## Entries
[start]

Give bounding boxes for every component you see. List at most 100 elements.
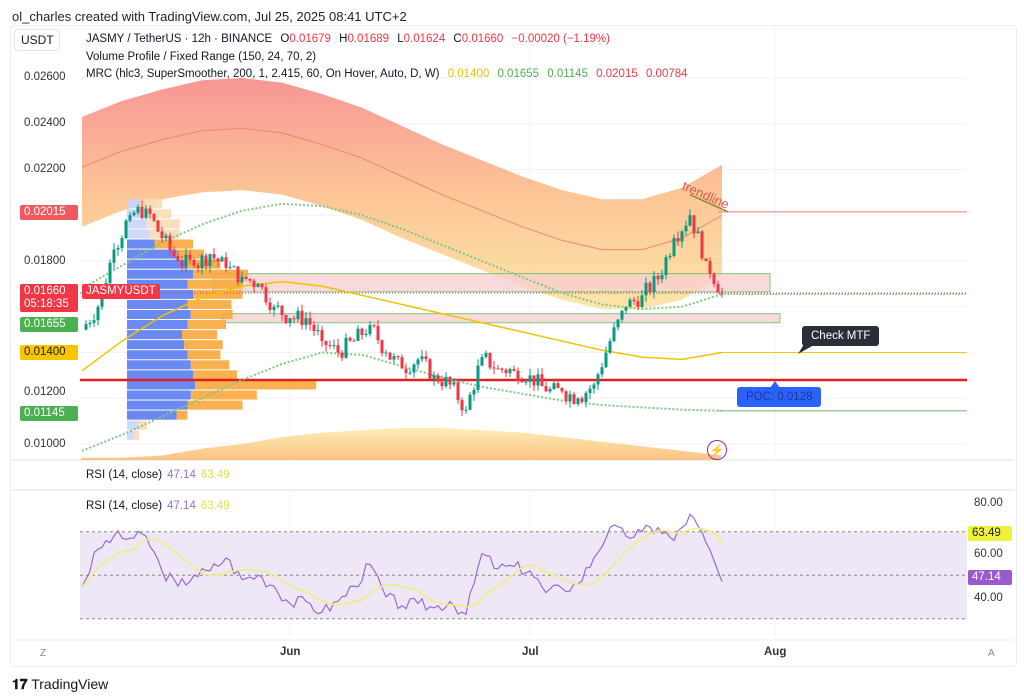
volume-profile-down-bar [187,279,243,289]
candle-body [476,365,480,390]
open-label: O [280,33,290,45]
candle-body [628,299,632,307]
candle-body [220,257,224,262]
rsi-ma-tag: 63.49 [968,526,1012,541]
high-value: 0.01689 [347,33,390,45]
volume-profile-up-bar [127,420,138,430]
legend-mrc[interactable]: MRC (hlc3, SuperSmoother, 200, 1, 2.415,… [86,68,440,80]
rsi-ma-value: 63.49 [200,500,230,512]
candle-body [496,368,500,370]
zoom-reset-button[interactable]: Z [40,648,47,659]
candle-body [248,278,252,281]
mean-tag: 0.01400 [20,345,78,360]
candle-body [196,265,200,268]
volume-profile-down-bar [149,229,180,239]
volume-profile-up-bar [127,229,149,239]
candle-body [676,238,680,242]
volume-profile-down-bar [190,390,257,400]
candle-body [544,386,548,392]
symbol-tag: JASMYUSDT [82,284,160,299]
legend-symbol[interactable]: JASMY / TetherUS · 12h · BINANCE [86,33,273,45]
mrc-mean-line [81,280,723,372]
lightning-alert-icon[interactable]: ⚡ [707,440,727,460]
candle-body [532,375,536,386]
volume-profile-down-bar [184,340,223,350]
poc-callout[interactable]: POC: 0.0128 [737,387,822,407]
candle-body [536,374,540,386]
candle-body [468,394,472,410]
candle-body [112,249,116,263]
volume-profile-up-bar [127,350,188,360]
candle-body [464,409,468,411]
rsi-legend-collapsed[interactable]: RSI (14, close) 47.14 63.49 [86,469,235,481]
candle-body [708,261,712,275]
candle-body [572,394,576,405]
candle-body [580,398,584,402]
rsi-legend[interactable]: RSI (14, close) 47.14 63.49 [86,500,235,512]
candle-body [416,359,420,365]
volume-profile-up-bar [127,380,196,390]
candle-body [412,364,416,373]
candle-body [668,255,672,258]
price-tick: 0.01800 [24,255,66,267]
volume-profile-up-bar [127,219,147,229]
candle-body [364,333,368,336]
candle-body [184,254,188,267]
rsi-tick: 60.00 [974,548,1003,560]
candle-body [252,280,256,288]
last-price-tag: 0.01660 05:18:35 [20,284,78,312]
candle-body [224,257,228,268]
candle-body [264,287,268,303]
check-mtf-callout[interactable]: Check MTF [802,326,880,346]
candle-body [332,345,336,347]
auto-scale-button[interactable]: A [988,648,995,659]
volume-profile-down-bar [193,370,237,380]
candle-body [128,215,132,221]
candle-body [592,384,596,389]
candle-body [508,368,512,374]
candle-body [716,283,720,293]
volume-profile-up-bar [127,199,141,209]
candle-body [584,392,588,402]
rsi-tag: 47.14 [968,570,1012,585]
candle-body [488,352,492,368]
volume-profile-up-bar [127,320,188,330]
candle-body [548,388,552,392]
mrc-mean-value: 0.01400 [447,68,490,80]
candle-body [700,231,704,259]
candle-body [152,213,156,221]
candle-body [380,340,384,354]
candle-body [516,370,520,382]
candle-body [96,306,100,321]
candle-body [652,275,656,293]
candle-body [180,261,184,267]
candle-body [228,267,232,269]
candle-body [176,256,180,261]
rsi-title: RSI (14, close) [86,469,163,481]
candle-body [596,374,600,385]
volume-profile-up-bar [127,309,191,320]
currency-button[interactable]: USDT [14,29,60,51]
candle-body [372,325,376,327]
time-tick: Jun [280,646,301,658]
candle-body [284,315,288,323]
candle-body [268,302,272,311]
volume-profile-down-bar [187,400,243,410]
volume-profile-down-bar [195,380,317,390]
legend-volume-profile[interactable]: Volume Profile / Fixed Range (150, 24, 7… [86,51,317,63]
candle-body [660,275,664,280]
candle-body [108,262,112,284]
volume-profile-up-bar [127,390,191,400]
candle-body [436,375,440,382]
rsi-value: 47.14 [167,469,196,481]
candle-body [400,357,404,369]
rsi-value: 47.14 [167,500,196,512]
volume-profile-down-bar [133,430,140,440]
candle-body [564,391,568,402]
upper-inner-tag: 0.01655 [20,317,78,332]
candle-body [272,306,276,311]
candle-body [484,352,488,358]
volume-profile-down-bar [190,309,233,320]
candle-body [376,325,380,341]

[end]

## The request
Reproduce every row above verbatim, and omit the picture from your answer.

## Exercise response
Give bounding boxes for every component you see. List at most 100 elements.
volume-profile-down-bar [187,279,243,289]
candle-body [476,365,480,390]
open-label: O [280,33,290,45]
candle-body [628,299,632,307]
candle-body [220,257,224,262]
rsi-ma-tag: 63.49 [968,526,1012,541]
high-value: 0.01689 [347,33,390,45]
volume-profile-up-bar [127,420,138,430]
legend-mrc[interactable]: MRC (hlc3, SuperSmoother, 200, 1, 2.415,… [86,68,440,80]
rsi-ma-value: 63.49 [200,500,230,512]
candle-body [496,368,500,370]
zoom-reset-button[interactable]: Z [40,648,47,659]
candle-body [248,278,252,281]
mean-tag: 0.01400 [20,345,78,360]
candle-body [196,265,200,268]
volume-profile-down-bar [149,229,180,239]
volume-profile-up-bar [127,229,149,239]
candle-body [676,238,680,242]
volume-profile-down-bar [190,390,257,400]
candle-body [544,386,548,392]
symbol-tag: JASMYUSDT [82,284,160,299]
legend-symbol[interactable]: JASMY / TetherUS · 12h · BINANCE [86,33,273,45]
mrc-mean-line [81,280,723,372]
lightning-alert-icon[interactable]: ⚡ [707,440,727,460]
candle-body [532,375,536,386]
volume-profile-down-bar [184,340,223,350]
poc-callout[interactable]: POC: 0.0128 [737,387,822,407]
candle-body [536,374,540,386]
candle-body [468,394,472,410]
candle-body [112,249,116,263]
volume-profile-up-bar [127,350,188,360]
candle-body [464,409,468,411]
rsi-legend-collapsed[interactable]: RSI (14, close) 47.14 63.49 [86,469,235,481]
candle-body [708,261,712,275]
candle-body [572,394,576,405]
candle-body [580,398,584,402]
rsi-legend[interactable]: RSI (14, close) 47.14 63.49 [86,500,235,512]
candle-body [416,359,420,365]
volume-profile-up-bar [127,380,196,390]
candle-body [412,364,416,373]
candle-body [668,255,672,258]
price-tick: 0.01800 [24,255,66,267]
volume-profile-up-bar [127,219,147,229]
candle-body [364,333,368,336]
candle-body [184,254,188,267]
rsi-tick: 60.00 [974,548,1003,560]
candle-body [252,280,256,288]
last-price-tag: 0.01660 05:18:35 [20,284,78,312]
candle-body [224,257,228,268]
candle-body [264,287,268,303]
check-mtf-callout[interactable]: Check MTF [802,326,880,346]
candle-body [332,345,336,347]
auto-scale-button[interactable]: A [988,648,995,659]
volume-profile-down-bar [193,370,237,380]
candle-body [128,215,132,221]
candle-body [592,384,596,389]
candle-body [508,368,512,374]
candle-body [716,283,720,293]
volume-profile-up-bar [127,199,141,209]
candle-body [584,392,588,402]
rsi-tag: 47.14 [968,570,1012,585]
candle-body [488,352,492,368]
volume-profile-up-bar [127,320,188,330]
candle-body [548,388,552,392]
mrc-mean-value: 0.01400 [447,68,490,80]
candle-body [700,231,704,259]
candle-body [152,213,156,221]
candle-body [380,340,384,354]
candle-body [516,370,520,382]
candle-body [96,306,100,321]
candle-body [652,275,656,293]
candle-body [180,261,184,267]
candle-body [228,267,232,269]
candle-body [176,256,180,261]
rsi-title: RSI (14, close) [86,469,163,481]
candle-body [596,374,600,385]
volume-profile-up-bar [127,309,191,320]
currency-button[interactable]: USDT [14,29,60,51]
candle-body [372,325,376,327]
time-tick: Jun [280,646,301,658]
candle-body [284,315,288,323]
candle-body [268,302,272,311]
volume-profile-down-bar [187,400,243,410]
volume-profile-down-bar [195,380,317,390]
legend-volume-profile[interactable]: Volume Profile / Fixed Range (150, 24, 7… [86,51,317,63]
candle-body [660,275,664,280]
candle-body [108,262,112,284]
volume-profile-up-bar [127,390,191,400]
candle-body [436,375,440,382]
rsi-value: 47.14 [167,469,196,481]
candle-body [400,357,404,369]
rsi-value: 47.14 [167,500,196,512]
volume-profile-down-bar [133,430,140,440]
candle-body [564,391,568,402]
upper-inner-tag: 0.01655 [20,317,78,332]
candle-body [272,306,276,311]
candle-body [484,352,488,358]
volume-profile-down-bar [190,309,233,320]
candle-body [376,325,380,341]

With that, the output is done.